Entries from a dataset
┄┄┄┄┄┄┄┄┄┄

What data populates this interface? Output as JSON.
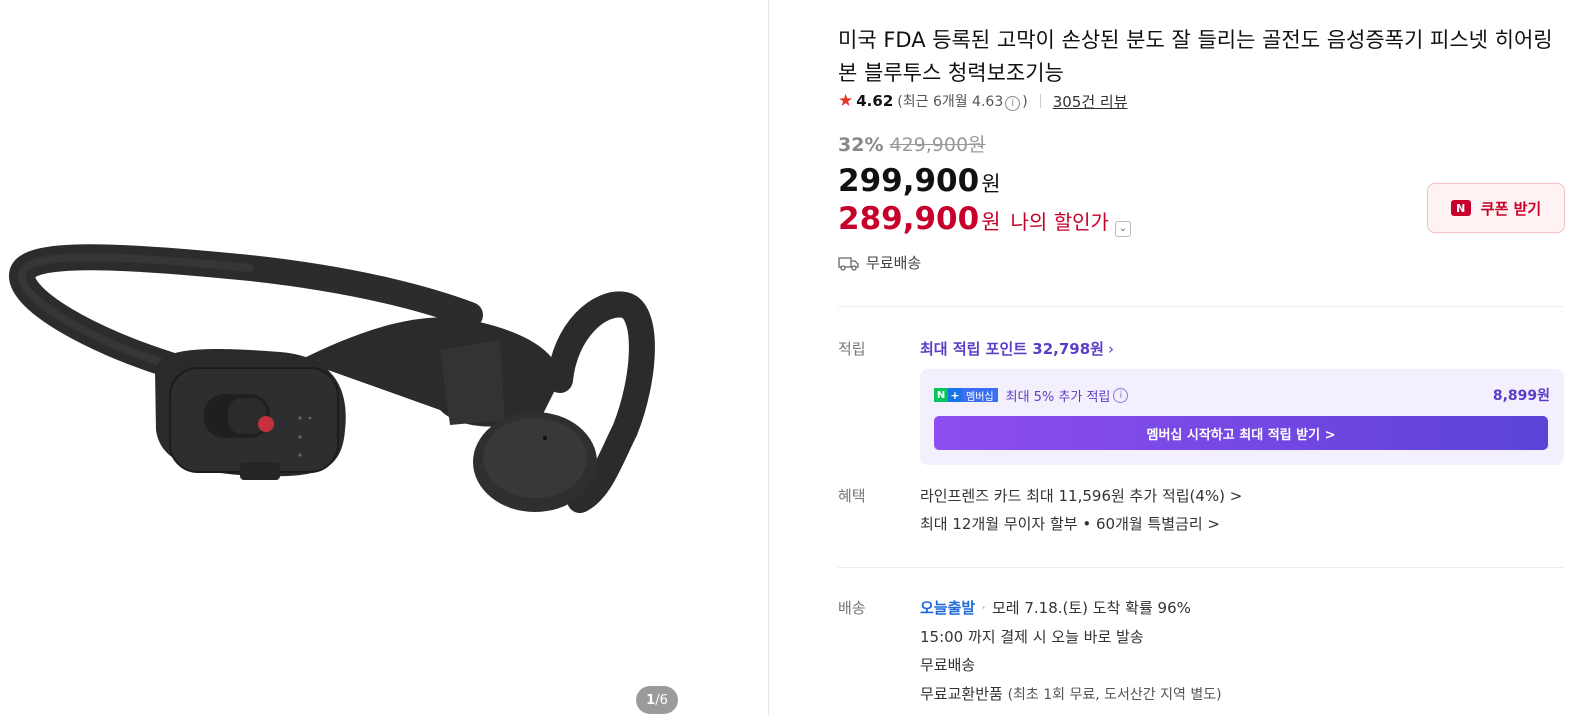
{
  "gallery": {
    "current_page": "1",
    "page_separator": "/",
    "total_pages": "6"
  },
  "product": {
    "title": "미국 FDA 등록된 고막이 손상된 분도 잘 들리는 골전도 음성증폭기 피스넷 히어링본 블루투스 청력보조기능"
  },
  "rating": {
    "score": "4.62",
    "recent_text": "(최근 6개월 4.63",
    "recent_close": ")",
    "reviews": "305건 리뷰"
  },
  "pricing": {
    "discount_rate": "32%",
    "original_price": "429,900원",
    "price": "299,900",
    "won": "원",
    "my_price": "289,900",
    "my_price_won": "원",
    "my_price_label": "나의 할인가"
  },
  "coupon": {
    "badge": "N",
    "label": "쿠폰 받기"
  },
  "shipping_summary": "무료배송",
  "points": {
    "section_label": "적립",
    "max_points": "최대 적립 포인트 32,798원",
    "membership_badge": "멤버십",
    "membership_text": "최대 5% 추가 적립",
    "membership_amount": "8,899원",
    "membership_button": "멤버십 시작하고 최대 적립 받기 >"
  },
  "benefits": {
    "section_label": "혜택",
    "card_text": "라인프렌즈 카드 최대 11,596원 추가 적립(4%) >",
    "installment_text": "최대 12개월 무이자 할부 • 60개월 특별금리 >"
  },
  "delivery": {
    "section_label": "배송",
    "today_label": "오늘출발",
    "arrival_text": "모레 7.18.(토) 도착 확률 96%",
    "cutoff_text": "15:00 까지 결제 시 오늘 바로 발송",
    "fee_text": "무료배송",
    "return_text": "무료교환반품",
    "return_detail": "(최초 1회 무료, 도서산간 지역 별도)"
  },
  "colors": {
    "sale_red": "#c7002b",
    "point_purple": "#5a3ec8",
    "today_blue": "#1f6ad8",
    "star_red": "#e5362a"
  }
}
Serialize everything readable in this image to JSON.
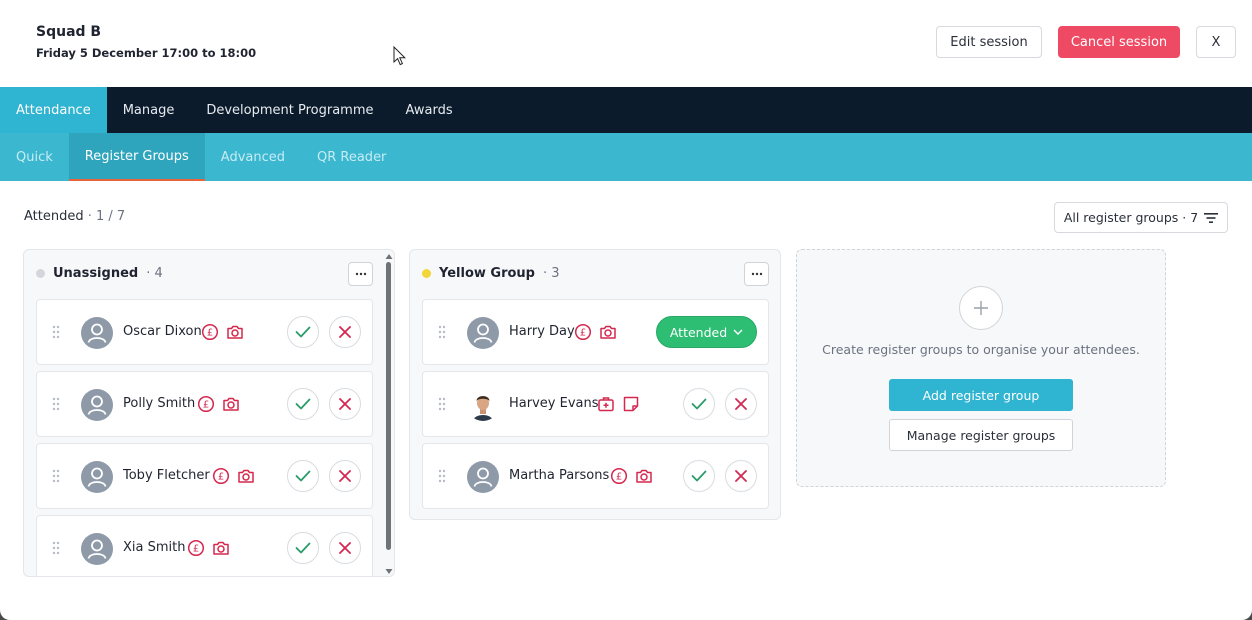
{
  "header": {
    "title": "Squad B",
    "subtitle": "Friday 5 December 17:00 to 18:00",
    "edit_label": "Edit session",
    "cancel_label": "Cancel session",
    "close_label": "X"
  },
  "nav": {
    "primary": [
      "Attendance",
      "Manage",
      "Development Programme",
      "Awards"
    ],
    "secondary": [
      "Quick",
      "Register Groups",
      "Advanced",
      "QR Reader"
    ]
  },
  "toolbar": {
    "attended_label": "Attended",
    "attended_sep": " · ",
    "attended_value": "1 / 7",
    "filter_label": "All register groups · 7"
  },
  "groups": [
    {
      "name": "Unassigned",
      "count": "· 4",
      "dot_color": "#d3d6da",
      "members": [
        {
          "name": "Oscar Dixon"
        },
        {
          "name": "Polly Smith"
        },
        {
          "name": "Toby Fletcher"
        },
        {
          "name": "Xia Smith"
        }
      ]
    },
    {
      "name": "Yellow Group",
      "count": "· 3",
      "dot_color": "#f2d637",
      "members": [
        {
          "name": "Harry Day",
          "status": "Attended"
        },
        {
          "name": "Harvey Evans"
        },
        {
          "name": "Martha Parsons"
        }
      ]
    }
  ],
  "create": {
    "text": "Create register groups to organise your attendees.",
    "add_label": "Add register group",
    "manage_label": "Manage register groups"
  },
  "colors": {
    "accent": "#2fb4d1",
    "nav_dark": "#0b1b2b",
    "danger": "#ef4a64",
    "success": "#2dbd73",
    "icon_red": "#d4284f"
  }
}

┄┄┄┄┄┄┄┄┄┄

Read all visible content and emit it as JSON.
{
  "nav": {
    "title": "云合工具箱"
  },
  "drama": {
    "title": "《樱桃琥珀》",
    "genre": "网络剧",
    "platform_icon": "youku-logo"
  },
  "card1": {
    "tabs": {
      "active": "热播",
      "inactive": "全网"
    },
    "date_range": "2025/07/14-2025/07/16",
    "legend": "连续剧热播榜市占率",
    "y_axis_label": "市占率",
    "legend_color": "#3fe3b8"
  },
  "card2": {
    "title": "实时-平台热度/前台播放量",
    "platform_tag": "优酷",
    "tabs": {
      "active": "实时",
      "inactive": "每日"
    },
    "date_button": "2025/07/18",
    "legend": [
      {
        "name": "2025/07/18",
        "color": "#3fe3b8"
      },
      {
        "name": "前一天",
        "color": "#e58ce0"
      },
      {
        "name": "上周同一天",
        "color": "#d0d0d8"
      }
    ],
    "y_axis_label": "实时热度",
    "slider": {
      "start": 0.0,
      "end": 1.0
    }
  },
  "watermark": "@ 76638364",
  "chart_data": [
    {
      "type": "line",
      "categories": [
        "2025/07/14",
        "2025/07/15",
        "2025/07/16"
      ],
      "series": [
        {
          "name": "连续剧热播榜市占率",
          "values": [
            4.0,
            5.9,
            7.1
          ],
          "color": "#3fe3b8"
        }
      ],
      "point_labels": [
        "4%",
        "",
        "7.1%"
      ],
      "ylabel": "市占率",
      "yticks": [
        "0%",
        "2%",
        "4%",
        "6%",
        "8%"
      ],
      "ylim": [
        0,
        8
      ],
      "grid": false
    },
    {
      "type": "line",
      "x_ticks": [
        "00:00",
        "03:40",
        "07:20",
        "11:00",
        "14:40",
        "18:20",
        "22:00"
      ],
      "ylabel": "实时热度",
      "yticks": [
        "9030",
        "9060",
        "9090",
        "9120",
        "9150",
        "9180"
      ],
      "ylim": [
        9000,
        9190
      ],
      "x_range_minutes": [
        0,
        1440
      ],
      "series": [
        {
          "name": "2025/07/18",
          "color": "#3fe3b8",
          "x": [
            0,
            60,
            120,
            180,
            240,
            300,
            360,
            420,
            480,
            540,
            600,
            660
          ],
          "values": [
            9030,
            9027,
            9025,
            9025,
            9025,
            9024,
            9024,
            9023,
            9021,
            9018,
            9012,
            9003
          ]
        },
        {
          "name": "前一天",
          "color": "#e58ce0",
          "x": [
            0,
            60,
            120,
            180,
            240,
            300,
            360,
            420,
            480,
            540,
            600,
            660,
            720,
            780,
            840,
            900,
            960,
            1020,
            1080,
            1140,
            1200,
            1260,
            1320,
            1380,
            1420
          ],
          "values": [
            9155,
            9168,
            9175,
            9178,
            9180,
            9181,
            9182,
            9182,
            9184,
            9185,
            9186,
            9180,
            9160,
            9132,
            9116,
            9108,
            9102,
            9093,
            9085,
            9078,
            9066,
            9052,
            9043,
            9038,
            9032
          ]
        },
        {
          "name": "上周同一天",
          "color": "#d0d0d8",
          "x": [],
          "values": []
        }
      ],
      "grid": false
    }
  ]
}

┄┄┄┄┄┄┄┄┄┄

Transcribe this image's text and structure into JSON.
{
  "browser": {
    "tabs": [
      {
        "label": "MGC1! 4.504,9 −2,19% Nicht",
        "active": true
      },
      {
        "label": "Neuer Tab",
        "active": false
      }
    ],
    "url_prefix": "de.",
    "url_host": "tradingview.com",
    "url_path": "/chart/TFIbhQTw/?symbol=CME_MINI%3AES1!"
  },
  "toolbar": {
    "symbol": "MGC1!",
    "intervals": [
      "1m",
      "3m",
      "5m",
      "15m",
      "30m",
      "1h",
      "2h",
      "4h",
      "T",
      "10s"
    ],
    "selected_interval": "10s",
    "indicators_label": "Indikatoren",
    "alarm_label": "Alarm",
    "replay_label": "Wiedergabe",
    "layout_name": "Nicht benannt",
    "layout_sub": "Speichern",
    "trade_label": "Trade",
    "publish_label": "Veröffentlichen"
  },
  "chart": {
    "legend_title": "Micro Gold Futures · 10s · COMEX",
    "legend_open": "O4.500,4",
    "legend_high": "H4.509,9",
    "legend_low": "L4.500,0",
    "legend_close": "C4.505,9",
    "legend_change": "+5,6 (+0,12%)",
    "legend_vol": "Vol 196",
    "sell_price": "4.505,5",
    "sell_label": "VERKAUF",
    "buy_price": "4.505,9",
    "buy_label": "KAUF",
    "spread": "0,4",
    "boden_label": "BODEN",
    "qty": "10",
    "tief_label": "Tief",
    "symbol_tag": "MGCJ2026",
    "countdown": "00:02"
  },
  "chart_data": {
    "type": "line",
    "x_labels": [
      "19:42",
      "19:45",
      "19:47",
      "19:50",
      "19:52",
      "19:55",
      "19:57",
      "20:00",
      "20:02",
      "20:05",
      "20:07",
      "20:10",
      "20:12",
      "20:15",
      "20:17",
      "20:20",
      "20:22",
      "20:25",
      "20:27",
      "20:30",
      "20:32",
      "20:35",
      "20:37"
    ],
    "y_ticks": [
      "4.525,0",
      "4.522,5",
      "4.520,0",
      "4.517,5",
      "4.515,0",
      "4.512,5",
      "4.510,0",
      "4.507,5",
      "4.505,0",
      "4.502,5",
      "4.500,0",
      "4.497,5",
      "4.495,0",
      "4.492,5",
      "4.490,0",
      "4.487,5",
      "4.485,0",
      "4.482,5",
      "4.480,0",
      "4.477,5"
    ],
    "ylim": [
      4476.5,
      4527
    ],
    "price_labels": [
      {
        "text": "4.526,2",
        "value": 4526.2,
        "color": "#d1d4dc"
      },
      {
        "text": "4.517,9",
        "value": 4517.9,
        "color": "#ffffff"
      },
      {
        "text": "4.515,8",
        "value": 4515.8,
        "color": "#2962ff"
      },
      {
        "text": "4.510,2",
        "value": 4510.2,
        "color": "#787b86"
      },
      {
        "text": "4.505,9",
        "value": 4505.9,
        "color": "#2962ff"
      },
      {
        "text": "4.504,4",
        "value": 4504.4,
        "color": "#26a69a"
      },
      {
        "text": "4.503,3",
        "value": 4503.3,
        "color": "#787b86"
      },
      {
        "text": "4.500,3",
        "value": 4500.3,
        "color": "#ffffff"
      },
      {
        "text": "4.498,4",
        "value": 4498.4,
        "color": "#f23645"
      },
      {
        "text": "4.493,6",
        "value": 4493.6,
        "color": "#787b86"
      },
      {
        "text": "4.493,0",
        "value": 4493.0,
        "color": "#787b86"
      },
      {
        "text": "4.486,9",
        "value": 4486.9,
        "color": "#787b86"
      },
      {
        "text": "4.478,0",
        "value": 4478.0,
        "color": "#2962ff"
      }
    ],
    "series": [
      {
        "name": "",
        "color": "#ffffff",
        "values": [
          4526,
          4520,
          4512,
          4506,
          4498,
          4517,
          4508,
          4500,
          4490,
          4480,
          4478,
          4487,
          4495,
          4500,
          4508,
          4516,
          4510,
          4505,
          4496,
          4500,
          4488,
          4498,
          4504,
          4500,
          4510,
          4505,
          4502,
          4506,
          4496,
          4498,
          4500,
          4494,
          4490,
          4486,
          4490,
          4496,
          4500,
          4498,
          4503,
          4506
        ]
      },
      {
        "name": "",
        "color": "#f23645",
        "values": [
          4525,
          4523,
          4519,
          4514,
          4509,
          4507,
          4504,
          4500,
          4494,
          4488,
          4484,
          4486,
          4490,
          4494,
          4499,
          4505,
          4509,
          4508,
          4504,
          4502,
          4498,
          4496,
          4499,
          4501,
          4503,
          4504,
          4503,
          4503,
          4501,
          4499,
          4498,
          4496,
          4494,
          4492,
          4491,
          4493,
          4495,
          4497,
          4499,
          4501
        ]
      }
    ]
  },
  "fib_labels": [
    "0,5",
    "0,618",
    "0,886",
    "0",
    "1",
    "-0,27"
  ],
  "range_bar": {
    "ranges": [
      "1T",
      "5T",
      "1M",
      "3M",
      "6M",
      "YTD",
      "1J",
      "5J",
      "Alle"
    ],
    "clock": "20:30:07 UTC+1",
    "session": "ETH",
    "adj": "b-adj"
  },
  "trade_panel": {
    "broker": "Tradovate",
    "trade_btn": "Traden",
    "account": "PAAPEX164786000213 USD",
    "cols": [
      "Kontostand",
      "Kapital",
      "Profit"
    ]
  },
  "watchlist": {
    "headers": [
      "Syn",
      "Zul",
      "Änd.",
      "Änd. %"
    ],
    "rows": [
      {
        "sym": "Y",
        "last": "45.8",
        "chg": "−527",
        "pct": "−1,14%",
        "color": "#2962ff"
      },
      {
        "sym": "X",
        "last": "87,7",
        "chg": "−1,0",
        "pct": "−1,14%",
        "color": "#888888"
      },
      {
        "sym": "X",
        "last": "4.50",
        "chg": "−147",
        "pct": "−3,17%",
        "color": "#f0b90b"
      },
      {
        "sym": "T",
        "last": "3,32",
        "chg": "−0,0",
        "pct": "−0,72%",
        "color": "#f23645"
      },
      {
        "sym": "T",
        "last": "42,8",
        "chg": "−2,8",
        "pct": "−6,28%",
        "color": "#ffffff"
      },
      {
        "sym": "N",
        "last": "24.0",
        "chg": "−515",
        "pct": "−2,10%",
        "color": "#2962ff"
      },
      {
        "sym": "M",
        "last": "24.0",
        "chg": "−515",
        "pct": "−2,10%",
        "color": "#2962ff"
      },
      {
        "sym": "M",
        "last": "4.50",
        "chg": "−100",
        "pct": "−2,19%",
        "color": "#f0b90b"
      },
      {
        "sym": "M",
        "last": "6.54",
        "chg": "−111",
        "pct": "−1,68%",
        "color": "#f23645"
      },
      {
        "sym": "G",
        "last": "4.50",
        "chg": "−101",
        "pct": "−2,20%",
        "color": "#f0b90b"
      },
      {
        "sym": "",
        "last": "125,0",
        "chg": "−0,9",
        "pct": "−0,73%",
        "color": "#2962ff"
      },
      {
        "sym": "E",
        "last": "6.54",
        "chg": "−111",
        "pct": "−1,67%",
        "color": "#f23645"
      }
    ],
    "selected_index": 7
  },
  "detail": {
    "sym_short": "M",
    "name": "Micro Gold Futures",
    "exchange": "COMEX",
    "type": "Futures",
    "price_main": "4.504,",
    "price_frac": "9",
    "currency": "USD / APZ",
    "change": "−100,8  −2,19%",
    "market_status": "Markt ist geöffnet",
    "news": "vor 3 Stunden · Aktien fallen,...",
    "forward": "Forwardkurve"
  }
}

┄┄┄┄┄┄┄┄┄┄

What is expected: Report how many lines in the entries hold the string "this". Nothing but the number is wanted.

Full output: 3